■ SUPPLIED DATA
※

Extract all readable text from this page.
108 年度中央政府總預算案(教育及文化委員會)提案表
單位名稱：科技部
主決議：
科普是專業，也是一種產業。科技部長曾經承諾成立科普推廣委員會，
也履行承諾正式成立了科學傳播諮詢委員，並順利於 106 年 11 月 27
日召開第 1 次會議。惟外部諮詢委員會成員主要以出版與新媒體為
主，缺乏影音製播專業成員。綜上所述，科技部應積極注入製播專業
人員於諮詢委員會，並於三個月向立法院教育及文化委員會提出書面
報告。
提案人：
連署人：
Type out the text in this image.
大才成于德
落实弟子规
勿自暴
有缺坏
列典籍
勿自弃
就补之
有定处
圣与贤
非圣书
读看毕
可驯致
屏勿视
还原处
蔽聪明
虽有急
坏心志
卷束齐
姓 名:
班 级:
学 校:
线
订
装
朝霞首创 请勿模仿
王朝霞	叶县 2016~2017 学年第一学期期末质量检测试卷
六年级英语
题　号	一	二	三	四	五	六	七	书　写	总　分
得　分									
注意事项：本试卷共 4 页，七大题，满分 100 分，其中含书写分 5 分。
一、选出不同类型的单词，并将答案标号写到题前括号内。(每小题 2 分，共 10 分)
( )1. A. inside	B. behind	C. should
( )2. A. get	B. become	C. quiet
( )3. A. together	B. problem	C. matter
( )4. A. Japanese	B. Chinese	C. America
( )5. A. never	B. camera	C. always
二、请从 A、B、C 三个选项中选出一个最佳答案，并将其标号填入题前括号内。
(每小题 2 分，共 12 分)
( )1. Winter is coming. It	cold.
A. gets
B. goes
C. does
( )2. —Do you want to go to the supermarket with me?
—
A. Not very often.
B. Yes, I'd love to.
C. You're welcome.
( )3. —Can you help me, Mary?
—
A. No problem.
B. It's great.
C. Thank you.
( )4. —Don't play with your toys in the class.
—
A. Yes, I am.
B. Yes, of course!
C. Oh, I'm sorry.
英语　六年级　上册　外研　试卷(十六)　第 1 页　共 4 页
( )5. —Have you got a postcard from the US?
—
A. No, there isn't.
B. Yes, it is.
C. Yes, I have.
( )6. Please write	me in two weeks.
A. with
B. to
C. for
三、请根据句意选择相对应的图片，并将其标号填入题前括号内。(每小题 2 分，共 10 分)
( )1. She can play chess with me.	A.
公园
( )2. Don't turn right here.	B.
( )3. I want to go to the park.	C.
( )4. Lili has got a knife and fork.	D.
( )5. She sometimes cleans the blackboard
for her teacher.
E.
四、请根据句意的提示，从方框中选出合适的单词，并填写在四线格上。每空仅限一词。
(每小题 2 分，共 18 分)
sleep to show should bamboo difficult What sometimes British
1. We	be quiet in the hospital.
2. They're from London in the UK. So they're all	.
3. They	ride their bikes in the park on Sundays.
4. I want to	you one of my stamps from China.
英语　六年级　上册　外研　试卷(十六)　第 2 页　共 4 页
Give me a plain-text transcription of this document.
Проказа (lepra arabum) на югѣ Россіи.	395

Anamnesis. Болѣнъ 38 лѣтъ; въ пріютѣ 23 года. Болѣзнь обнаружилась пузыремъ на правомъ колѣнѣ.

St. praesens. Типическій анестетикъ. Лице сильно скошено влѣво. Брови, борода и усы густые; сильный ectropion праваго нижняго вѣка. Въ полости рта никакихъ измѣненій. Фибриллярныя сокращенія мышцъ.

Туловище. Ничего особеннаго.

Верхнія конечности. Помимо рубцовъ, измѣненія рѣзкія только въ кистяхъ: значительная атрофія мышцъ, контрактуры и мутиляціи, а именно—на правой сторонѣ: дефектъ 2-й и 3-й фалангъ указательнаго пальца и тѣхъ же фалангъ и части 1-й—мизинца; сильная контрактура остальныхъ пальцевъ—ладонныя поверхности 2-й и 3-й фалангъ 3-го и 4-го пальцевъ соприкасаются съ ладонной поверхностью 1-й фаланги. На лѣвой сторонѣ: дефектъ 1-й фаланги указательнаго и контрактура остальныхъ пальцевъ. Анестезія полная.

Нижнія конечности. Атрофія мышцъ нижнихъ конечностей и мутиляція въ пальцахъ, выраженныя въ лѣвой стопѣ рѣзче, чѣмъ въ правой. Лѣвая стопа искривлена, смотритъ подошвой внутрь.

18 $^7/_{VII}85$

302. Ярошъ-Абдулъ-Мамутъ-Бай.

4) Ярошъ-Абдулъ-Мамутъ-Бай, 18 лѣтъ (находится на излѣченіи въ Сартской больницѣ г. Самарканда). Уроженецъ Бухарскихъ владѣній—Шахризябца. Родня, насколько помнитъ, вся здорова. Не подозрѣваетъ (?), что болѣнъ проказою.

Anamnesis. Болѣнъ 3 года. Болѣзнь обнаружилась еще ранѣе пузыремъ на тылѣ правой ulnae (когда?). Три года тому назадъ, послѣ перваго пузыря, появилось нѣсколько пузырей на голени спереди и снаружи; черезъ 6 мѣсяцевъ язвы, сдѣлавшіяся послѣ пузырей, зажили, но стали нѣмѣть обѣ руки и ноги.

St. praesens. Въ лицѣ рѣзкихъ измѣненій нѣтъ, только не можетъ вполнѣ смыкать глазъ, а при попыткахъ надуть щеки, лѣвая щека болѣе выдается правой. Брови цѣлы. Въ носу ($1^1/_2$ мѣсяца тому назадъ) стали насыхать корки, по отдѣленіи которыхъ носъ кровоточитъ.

※

■ EXERCISE OBJECTIVE
Show the lines of the data that hold the word "тому".

■ RESULT OF THE TASK
Anamnesis. Болѣнъ 3 года. Болѣзнь обнаружилась еще ранѣе пузыремъ на тылѣ правой ulnae (когда?). Три года тому назадъ, послѣ перваго пузыря, появилось нѣсколько пузырей на голени спереди и снаружи; черезъ 6 мѣсяцевъ язвы, сдѣлавшіяся послѣ пузырей, зажили, но стали нѣмѣть обѣ руки и ноги.
St. praesens. Въ лицѣ рѣзкихъ измѣненій нѣтъ, только не можетъ вполнѣ смыкать глазъ, а при попыткахъ надуть щеки, лѣвая щека болѣе выдается правой. Брови цѣлы. Въ носу ($1^1/_2$ мѣсяца тому назадъ) стали насыхать корки, по отдѣленіи которыхъ носъ кровоточитъ.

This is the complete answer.